Data entries:

═══

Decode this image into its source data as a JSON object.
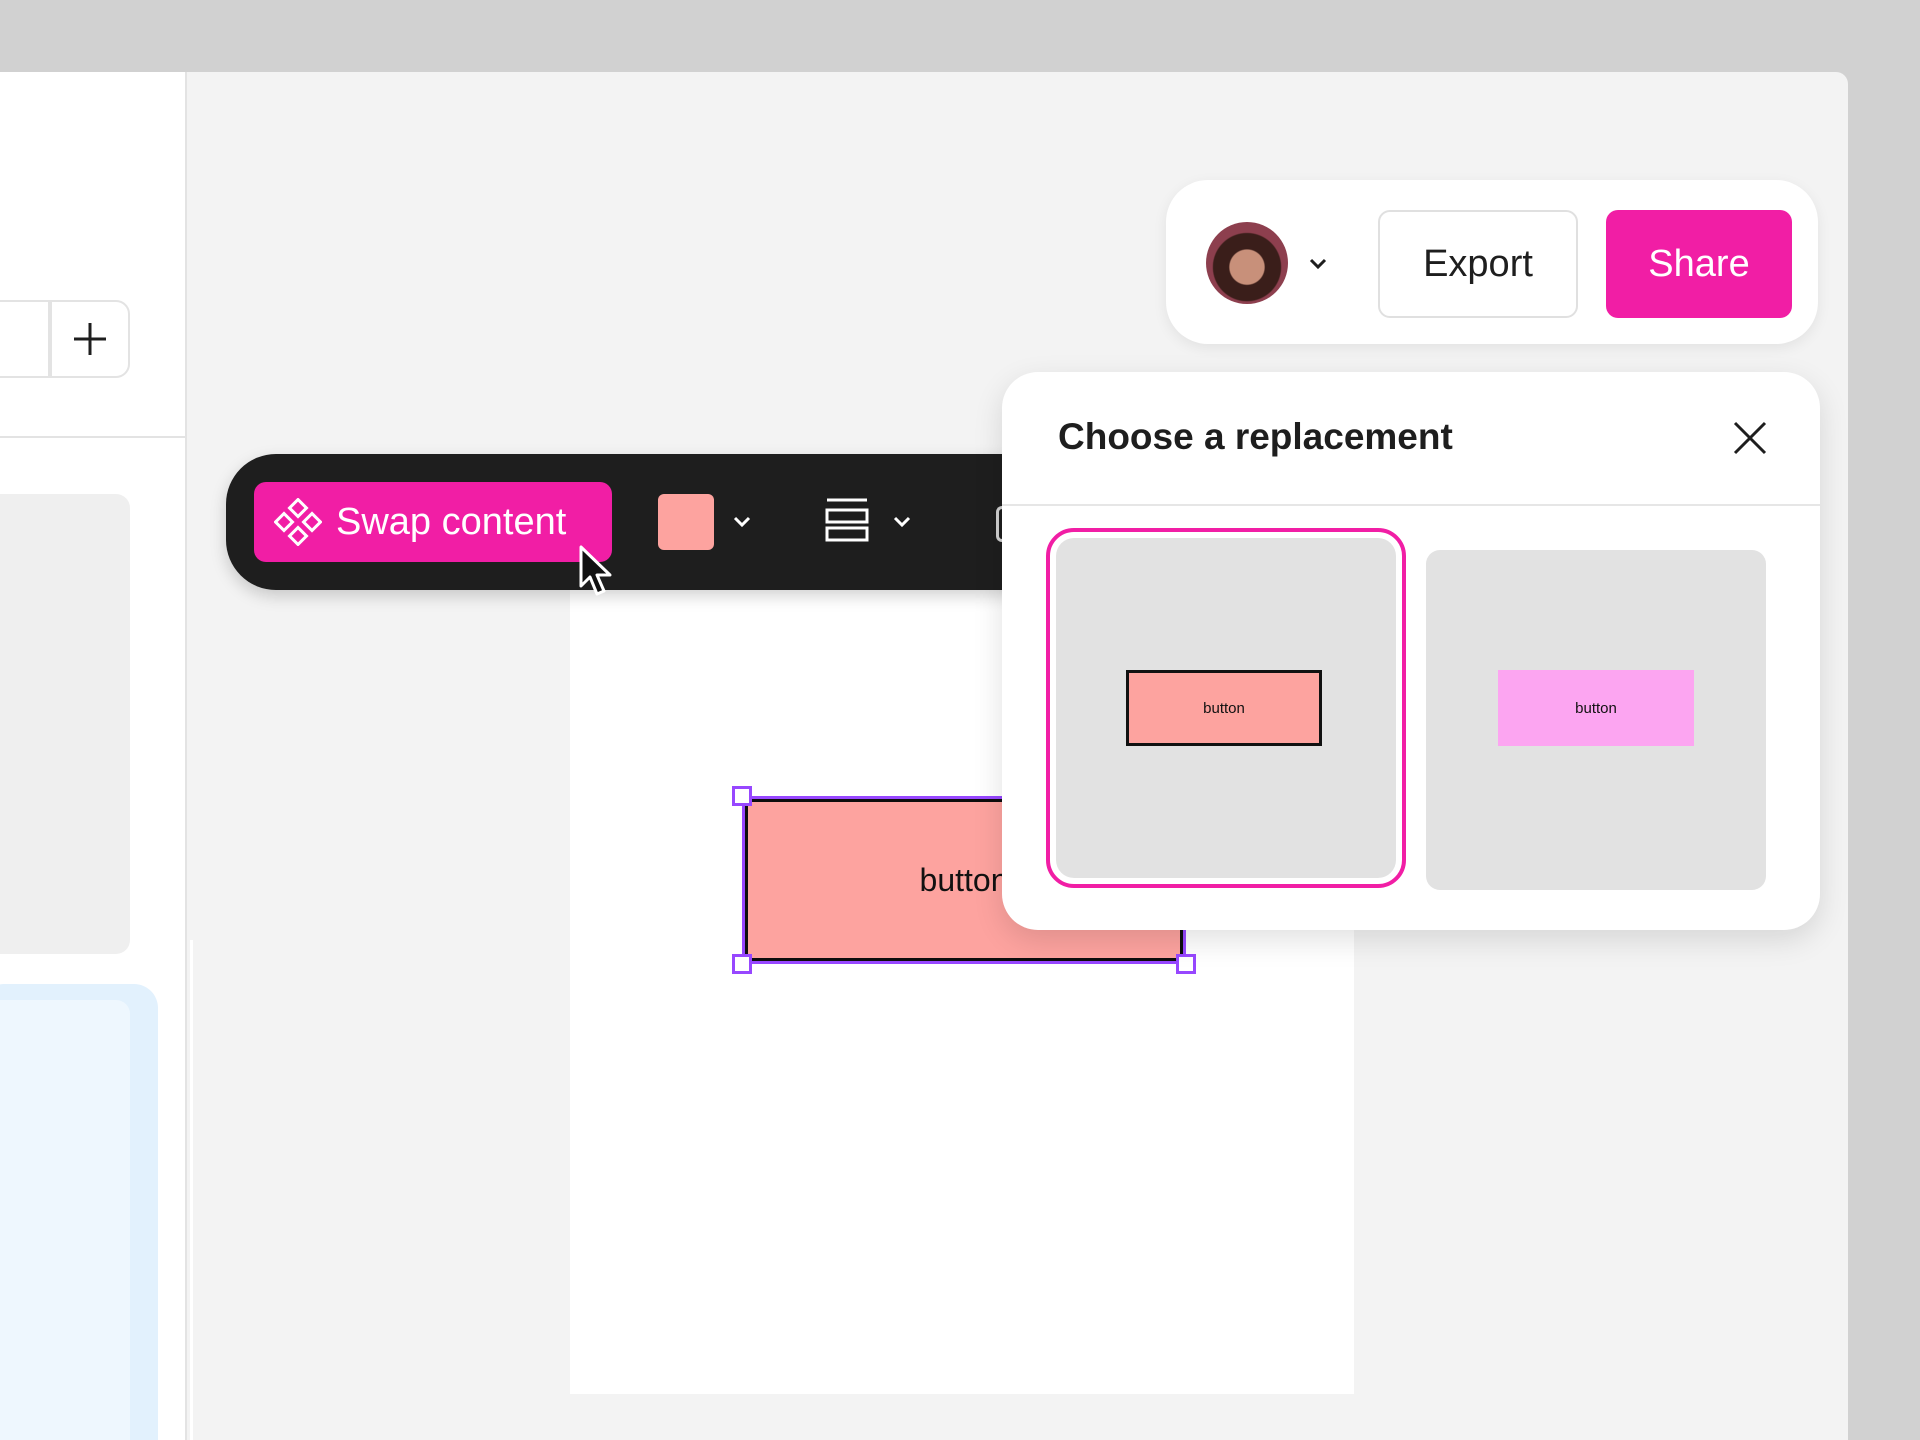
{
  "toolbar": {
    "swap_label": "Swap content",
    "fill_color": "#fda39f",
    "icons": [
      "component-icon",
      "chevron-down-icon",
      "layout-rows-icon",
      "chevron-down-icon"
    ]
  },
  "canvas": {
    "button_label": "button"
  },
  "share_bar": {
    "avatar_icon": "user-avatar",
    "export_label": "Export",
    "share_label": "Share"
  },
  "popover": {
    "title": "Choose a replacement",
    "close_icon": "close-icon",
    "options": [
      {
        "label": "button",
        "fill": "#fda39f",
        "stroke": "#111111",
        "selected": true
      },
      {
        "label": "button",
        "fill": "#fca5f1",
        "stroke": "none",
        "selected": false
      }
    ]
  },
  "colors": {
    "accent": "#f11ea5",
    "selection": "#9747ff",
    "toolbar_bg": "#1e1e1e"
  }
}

═══

Collect the complete line wherever the string "down" appears in the records.

Solution to the problem:
      "chevron-down-icon",
      "chevron-down-icon"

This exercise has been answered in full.